REQUEST
Exact reproduction is required for all entries.

EXTRACTED ENTRIES
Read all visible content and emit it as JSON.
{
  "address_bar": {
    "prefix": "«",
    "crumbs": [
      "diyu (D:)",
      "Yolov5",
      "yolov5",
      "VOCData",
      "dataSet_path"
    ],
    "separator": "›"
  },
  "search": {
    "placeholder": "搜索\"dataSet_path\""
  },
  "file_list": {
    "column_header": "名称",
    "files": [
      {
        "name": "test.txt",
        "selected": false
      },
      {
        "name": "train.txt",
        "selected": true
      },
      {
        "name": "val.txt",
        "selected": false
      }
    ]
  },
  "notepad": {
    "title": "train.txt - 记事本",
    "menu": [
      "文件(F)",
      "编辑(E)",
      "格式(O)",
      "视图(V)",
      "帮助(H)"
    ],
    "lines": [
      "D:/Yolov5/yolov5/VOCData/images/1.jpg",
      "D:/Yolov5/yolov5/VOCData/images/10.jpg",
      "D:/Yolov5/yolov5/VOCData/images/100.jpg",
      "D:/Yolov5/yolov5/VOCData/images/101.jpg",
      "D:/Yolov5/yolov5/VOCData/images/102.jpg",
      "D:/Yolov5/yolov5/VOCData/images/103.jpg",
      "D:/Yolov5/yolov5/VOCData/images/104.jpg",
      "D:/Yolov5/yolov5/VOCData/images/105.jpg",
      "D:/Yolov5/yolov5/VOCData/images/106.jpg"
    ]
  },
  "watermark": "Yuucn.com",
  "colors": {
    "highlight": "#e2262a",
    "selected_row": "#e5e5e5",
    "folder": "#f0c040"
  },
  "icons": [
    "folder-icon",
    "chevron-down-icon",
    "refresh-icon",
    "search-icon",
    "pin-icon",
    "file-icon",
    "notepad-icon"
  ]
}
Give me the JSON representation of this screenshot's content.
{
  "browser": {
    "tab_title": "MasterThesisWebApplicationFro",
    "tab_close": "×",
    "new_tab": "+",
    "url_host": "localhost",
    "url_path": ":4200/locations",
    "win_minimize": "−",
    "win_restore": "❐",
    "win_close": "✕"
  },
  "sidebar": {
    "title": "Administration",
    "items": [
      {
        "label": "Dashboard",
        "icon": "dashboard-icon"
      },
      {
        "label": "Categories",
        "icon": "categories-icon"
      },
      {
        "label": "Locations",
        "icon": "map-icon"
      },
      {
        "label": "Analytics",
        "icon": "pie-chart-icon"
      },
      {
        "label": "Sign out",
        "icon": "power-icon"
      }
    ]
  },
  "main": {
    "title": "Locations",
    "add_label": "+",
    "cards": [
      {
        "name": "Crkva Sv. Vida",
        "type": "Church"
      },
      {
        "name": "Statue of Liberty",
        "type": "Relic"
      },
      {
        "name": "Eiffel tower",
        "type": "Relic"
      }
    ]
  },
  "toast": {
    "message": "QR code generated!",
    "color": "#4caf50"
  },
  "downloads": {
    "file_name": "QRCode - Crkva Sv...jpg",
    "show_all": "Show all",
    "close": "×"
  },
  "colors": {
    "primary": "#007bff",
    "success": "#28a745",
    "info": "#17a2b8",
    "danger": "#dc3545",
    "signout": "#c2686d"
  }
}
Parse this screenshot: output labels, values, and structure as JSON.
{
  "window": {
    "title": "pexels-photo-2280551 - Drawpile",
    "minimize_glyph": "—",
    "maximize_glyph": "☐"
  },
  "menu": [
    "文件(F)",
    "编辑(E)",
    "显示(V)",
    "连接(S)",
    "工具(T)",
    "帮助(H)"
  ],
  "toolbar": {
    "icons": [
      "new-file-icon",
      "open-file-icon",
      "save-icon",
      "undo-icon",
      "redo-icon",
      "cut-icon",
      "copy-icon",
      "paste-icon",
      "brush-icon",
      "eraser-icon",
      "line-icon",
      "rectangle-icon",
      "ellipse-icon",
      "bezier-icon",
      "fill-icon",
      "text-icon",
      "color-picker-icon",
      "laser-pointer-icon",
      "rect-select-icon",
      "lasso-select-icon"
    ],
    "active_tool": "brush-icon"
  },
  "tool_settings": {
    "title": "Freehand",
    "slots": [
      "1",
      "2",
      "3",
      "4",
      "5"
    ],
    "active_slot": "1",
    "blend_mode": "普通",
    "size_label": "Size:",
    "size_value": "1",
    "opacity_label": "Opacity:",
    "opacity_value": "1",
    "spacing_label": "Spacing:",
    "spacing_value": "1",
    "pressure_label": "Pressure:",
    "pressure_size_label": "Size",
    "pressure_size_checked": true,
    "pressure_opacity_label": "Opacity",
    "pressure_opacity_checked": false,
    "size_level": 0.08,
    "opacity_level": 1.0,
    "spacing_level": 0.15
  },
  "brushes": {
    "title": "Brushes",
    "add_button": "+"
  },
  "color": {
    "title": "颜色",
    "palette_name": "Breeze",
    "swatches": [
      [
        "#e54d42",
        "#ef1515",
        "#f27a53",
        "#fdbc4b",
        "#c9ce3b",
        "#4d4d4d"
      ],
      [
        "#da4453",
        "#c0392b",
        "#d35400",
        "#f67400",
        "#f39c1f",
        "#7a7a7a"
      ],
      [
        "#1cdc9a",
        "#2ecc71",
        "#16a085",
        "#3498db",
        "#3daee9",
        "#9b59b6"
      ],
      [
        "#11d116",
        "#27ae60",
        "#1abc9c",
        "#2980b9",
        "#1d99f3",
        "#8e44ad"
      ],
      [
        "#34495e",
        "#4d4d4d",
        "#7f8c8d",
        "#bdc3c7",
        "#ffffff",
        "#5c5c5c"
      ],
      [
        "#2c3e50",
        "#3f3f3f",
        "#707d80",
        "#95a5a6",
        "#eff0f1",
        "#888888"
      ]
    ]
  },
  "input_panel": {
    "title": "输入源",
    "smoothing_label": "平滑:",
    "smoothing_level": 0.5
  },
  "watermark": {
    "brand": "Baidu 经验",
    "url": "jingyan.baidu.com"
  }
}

ANSWER IN FULL
Read all visible content and emit it as JSON.
{
  "address_bar": {
    "prefix": "«",
    "crumbs": [
      "diyu (D:)",
      "Yolov5",
      "yolov5",
      "VOCData",
      "dataSet_path"
    ],
    "separator": "›"
  },
  "search": {
    "placeholder": "搜索\"dataSet_path\""
  },
  "file_list": {
    "column_header": "名称",
    "files": [
      {
        "name": "test.txt",
        "selected": false
      },
      {
        "name": "train.txt",
        "selected": true
      },
      {
        "name": "val.txt",
        "selected": false
      }
    ]
  },
  "notepad": {
    "title": "train.txt - 记事本",
    "menu": [
      "文件(F)",
      "编辑(E)",
      "格式(O)",
      "视图(V)",
      "帮助(H)"
    ],
    "lines": [
      "D:/Yolov5/yolov5/VOCData/images/1.jpg",
      "D:/Yolov5/yolov5/VOCData/images/10.jpg",
      "D:/Yolov5/yolov5/VOCData/images/100.jpg",
      "D:/Yolov5/yolov5/VOCData/images/101.jpg",
      "D:/Yolov5/yolov5/VOCData/images/102.jpg",
      "D:/Yolov5/yolov5/VOCData/images/103.jpg",
      "D:/Yolov5/yolov5/VOCData/images/104.jpg",
      "D:/Yolov5/yolov5/VOCData/images/105.jpg",
      "D:/Yolov5/yolov5/VOCData/images/106.jpg"
    ]
  },
  "watermark": "Yuucn.com",
  "colors": {
    "highlight": "#e2262a",
    "selected_row": "#e5e5e5",
    "folder": "#f0c040"
  },
  "icons": [
    "folder-icon",
    "chevron-down-icon",
    "refresh-icon",
    "search-icon",
    "pin-icon",
    "file-icon",
    "notepad-icon"
  ]
}
Give me the JSON representation of this screenshot's content.
{
  "browser": {
    "tab_title": "MasterThesisWebApplicationFro",
    "tab_close": "×",
    "new_tab": "+",
    "url_host": "localhost",
    "url_path": ":4200/locations",
    "win_minimize": "−",
    "win_restore": "❐",
    "win_close": "✕"
  },
  "sidebar": {
    "title": "Administration",
    "items": [
      {
        "label": "Dashboard",
        "icon": "dashboard-icon"
      },
      {
        "label": "Categories",
        "icon": "categories-icon"
      },
      {
        "label": "Locations",
        "icon": "map-icon"
      },
      {
        "label": "Analytics",
        "icon": "pie-chart-icon"
      },
      {
        "label": "Sign out",
        "icon": "power-icon"
      }
    ]
  },
  "main": {
    "title": "Locations",
    "add_label": "+",
    "cards": [
      {
        "name": "Crkva Sv. Vida",
        "type": "Church"
      },
      {
        "name": "Statue of Liberty",
        "type": "Relic"
      },
      {
        "name": "Eiffel tower",
        "type": "Relic"
      }
    ]
  },
  "toast": {
    "message": "QR code generated!",
    "color": "#4caf50"
  },
  "downloads": {
    "file_name": "QRCode - Crkva Sv...jpg",
    "show_all": "Show all",
    "close": "×"
  },
  "colors": {
    "primary": "#007bff",
    "success": "#28a745",
    "info": "#17a2b8",
    "danger": "#dc3545",
    "signout": "#c2686d"
  }
}
Parse this screenshot: output labels, values, and structure as JSON.
{
  "window": {
    "title": "pexels-photo-2280551 - Drawpile",
    "minimize_glyph": "—",
    "maximize_glyph": "☐"
  },
  "menu": [
    "文件(F)",
    "编辑(E)",
    "显示(V)",
    "连接(S)",
    "工具(T)",
    "帮助(H)"
  ],
  "toolbar": {
    "icons": [
      "new-file-icon",
      "open-file-icon",
      "save-icon",
      "undo-icon",
      "redo-icon",
      "cut-icon",
      "copy-icon",
      "paste-icon",
      "brush-icon",
      "eraser-icon",
      "line-icon",
      "rectangle-icon",
      "ellipse-icon",
      "bezier-icon",
      "fill-icon",
      "text-icon",
      "color-picker-icon",
      "laser-pointer-icon",
      "rect-select-icon",
      "lasso-select-icon"
    ],
    "active_tool": "brush-icon"
  },
  "tool_settings": {
    "title": "Freehand",
    "slots": [
      "1",
      "2",
      "3",
      "4",
      "5"
    ],
    "active_slot": "1",
    "blend_mode": "普通",
    "size_label": "Size:",
    "size_value": "1",
    "opacity_label": "Opacity:",
    "opacity_value": "1",
    "spacing_label": "Spacing:",
    "spacing_value": "1",
    "pressure_label": "Pressure:",
    "pressure_size_label": "Size",
    "pressure_size_checked": true,
    "pressure_opacity_label": "Opacity",
    "pressure_opacity_checked": false,
    "size_level": 0.08,
    "opacity_level": 1.0,
    "spacing_level": 0.15
  },
  "brushes": {
    "title": "Brushes",
    "add_button": "+"
  },
  "color": {
    "title": "颜色",
    "palette_name": "Breeze",
    "swatches": [
      [
        "#e54d42",
        "#ef1515",
        "#f27a53",
        "#fdbc4b",
        "#c9ce3b",
        "#4d4d4d"
      ],
      [
        "#da4453",
        "#c0392b",
        "#d35400",
        "#f67400",
        "#f39c1f",
        "#7a7a7a"
      ],
      [
        "#1cdc9a",
        "#2ecc71",
        "#16a085",
        "#3498db",
        "#3daee9",
        "#9b59b6"
      ],
      [
        "#11d116",
        "#27ae60",
        "#1abc9c",
        "#2980b9",
        "#1d99f3",
        "#8e44ad"
      ],
      [
        "#34495e",
        "#4d4d4d",
        "#7f8c8d",
        "#bdc3c7",
        "#ffffff",
        "#5c5c5c"
      ],
      [
        "#2c3e50",
        "#3f3f3f",
        "#707d80",
        "#95a5a6",
        "#eff0f1",
        "#888888"
      ]
    ]
  },
  "input_panel": {
    "title": "输入源",
    "smoothing_label": "平滑:",
    "smoothing_level": 0.5
  },
  "watermark": {
    "brand": "Baidu 经验",
    "url": "jingyan.baidu.com"
  }
}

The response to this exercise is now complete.